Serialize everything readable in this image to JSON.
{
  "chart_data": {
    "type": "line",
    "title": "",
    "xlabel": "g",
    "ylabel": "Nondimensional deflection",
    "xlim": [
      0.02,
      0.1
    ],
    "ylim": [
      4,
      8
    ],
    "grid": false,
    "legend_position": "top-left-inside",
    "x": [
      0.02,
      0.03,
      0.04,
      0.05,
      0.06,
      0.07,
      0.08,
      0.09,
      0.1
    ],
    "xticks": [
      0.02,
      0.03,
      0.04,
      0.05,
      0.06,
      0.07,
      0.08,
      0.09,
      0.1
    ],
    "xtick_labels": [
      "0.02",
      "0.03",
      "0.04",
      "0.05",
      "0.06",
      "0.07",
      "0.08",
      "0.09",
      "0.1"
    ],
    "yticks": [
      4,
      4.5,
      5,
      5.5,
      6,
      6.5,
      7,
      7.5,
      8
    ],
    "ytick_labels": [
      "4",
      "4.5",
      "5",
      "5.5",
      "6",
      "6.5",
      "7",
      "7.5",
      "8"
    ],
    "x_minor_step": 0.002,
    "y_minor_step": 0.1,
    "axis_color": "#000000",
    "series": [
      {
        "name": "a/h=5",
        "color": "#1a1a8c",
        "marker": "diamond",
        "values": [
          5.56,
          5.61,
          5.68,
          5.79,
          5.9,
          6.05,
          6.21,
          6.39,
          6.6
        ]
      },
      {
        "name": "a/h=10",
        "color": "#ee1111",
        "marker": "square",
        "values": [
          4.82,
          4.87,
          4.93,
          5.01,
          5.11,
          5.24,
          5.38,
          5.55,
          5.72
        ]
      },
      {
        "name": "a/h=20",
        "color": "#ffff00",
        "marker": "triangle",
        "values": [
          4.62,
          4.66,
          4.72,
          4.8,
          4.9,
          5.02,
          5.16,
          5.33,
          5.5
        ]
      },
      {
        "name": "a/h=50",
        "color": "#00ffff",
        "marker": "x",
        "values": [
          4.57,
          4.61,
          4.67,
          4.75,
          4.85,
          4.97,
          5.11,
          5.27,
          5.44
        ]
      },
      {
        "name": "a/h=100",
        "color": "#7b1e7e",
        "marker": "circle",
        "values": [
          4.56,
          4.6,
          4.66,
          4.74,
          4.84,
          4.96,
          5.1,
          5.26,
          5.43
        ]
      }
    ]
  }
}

- STATED PROBLEM -
Tell how many lines above contain the word "marker". Give the number alone.

- OUTPUT OF THE TASK -
5